> _Stated goal_
Identify all lines in the data containing the string "الباقلاني". Copy them out.

(A run of records)
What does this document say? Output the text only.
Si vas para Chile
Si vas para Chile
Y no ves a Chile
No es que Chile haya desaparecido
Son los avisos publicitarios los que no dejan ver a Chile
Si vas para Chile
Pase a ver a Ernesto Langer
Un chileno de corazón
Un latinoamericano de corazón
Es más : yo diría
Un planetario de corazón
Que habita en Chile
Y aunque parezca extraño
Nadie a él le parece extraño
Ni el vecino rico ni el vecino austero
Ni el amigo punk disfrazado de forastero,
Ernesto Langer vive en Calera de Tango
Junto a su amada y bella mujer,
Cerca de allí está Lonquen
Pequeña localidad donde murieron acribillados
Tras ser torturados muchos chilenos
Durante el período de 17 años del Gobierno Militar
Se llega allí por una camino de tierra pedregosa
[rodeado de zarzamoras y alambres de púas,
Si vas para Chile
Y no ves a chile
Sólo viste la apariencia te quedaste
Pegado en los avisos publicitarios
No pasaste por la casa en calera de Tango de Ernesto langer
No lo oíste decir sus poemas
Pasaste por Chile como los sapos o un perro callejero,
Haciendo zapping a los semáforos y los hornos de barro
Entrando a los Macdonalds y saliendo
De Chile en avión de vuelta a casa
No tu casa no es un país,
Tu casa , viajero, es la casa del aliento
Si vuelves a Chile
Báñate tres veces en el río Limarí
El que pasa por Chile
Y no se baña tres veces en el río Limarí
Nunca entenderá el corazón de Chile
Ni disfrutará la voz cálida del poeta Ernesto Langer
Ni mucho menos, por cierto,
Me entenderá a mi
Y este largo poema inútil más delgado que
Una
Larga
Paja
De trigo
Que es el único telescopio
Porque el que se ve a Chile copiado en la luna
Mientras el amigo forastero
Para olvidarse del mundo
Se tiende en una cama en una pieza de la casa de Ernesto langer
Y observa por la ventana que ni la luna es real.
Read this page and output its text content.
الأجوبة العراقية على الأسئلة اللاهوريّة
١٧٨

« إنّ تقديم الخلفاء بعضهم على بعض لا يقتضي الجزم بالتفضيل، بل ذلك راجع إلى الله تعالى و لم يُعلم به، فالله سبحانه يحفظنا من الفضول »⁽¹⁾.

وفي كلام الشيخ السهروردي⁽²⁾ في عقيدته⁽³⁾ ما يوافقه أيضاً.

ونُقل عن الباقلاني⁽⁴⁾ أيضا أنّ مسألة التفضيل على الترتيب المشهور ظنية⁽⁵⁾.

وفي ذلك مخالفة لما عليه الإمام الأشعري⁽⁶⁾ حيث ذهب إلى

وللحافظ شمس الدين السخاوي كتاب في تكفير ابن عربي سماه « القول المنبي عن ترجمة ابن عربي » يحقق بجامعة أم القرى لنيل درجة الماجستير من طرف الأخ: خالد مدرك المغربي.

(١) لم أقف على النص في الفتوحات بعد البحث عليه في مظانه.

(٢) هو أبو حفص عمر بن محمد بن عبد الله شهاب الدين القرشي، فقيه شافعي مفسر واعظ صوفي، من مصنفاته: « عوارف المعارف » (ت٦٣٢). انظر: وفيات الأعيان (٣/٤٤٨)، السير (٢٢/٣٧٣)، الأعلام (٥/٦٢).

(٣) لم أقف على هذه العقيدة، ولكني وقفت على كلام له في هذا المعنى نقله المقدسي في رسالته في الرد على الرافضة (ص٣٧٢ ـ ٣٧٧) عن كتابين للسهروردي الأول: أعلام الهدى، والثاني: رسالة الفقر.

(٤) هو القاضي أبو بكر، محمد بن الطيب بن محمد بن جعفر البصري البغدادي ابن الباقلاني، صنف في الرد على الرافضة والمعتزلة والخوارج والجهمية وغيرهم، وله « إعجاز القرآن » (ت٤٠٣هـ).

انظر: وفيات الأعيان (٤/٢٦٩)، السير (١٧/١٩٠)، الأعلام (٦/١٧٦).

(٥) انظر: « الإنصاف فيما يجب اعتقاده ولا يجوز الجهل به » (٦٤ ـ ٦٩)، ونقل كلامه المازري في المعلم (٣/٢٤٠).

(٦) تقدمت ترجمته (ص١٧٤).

> _Solution for this task_
ونُقل عن الباقلاني⁽⁴⁾ أيضا أنّ مسألة التفضيل على الترتيب المشهور ظنية⁽⁵⁾.
(٤) هو القاضي أبو بكر، محمد بن الطيب بن محمد بن جعفر البصري البغدادي ابن الباقلاني، صنف في الرد على الرافضة والمعتزلة والخوارج والجهمية وغيرهم، وله « إعجاز القرآن » (ت٤٠٣هـ).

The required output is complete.